■ **SET TASK**:
Omit all images. Write out the rest of the material exactly.

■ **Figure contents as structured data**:

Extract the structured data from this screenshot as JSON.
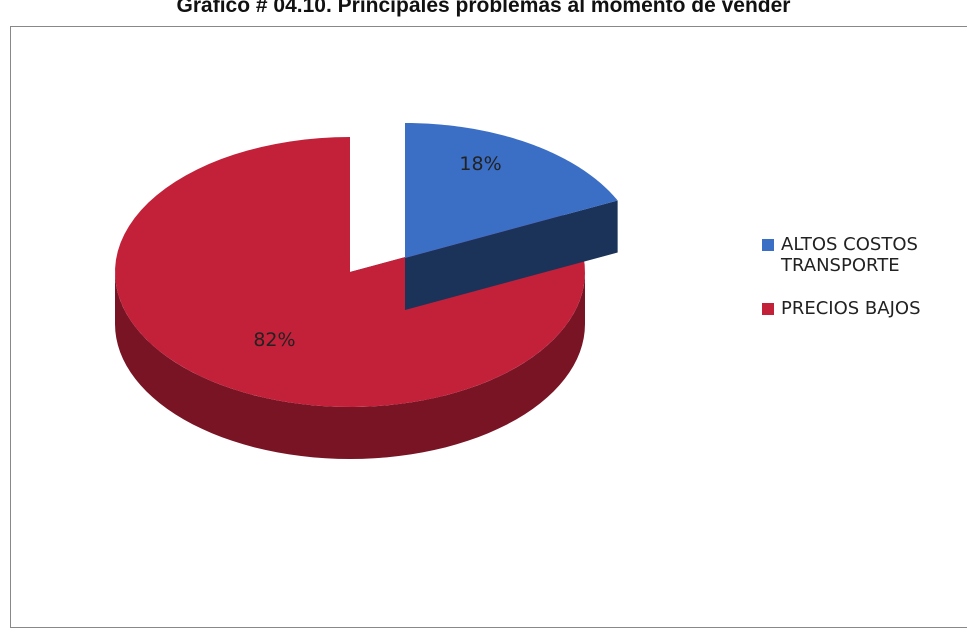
{
  "chart_data": {
    "type": "pie",
    "title": "Gráfico # 04.10. Principales problemas al momento de vender",
    "categories": [
      "ALTOS COSTOS TRANSPORTE",
      "PRECIOS BAJOS"
    ],
    "values": [
      18,
      82
    ],
    "value_labels": [
      "18%",
      "82%"
    ],
    "colors": [
      "#3b6fc6",
      "#c3203a"
    ],
    "legend": "right"
  }
}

■ **OUTPUT FOR THIS EXERCISE**:
Extract the structured data from this screenshot as JSON.
{
  "chart_data": {
    "type": "pie",
    "title": "Gráfico # 04.10. Principales problemas al momento de vender",
    "categories": [
      "ALTOS COSTOS TRANSPORTE",
      "PRECIOS BAJOS"
    ],
    "values": [
      18,
      82
    ],
    "value_labels": [
      "18%",
      "82%"
    ],
    "colors": [
      "#3b6fc6",
      "#c3203a"
    ],
    "legend": "right"
  }
}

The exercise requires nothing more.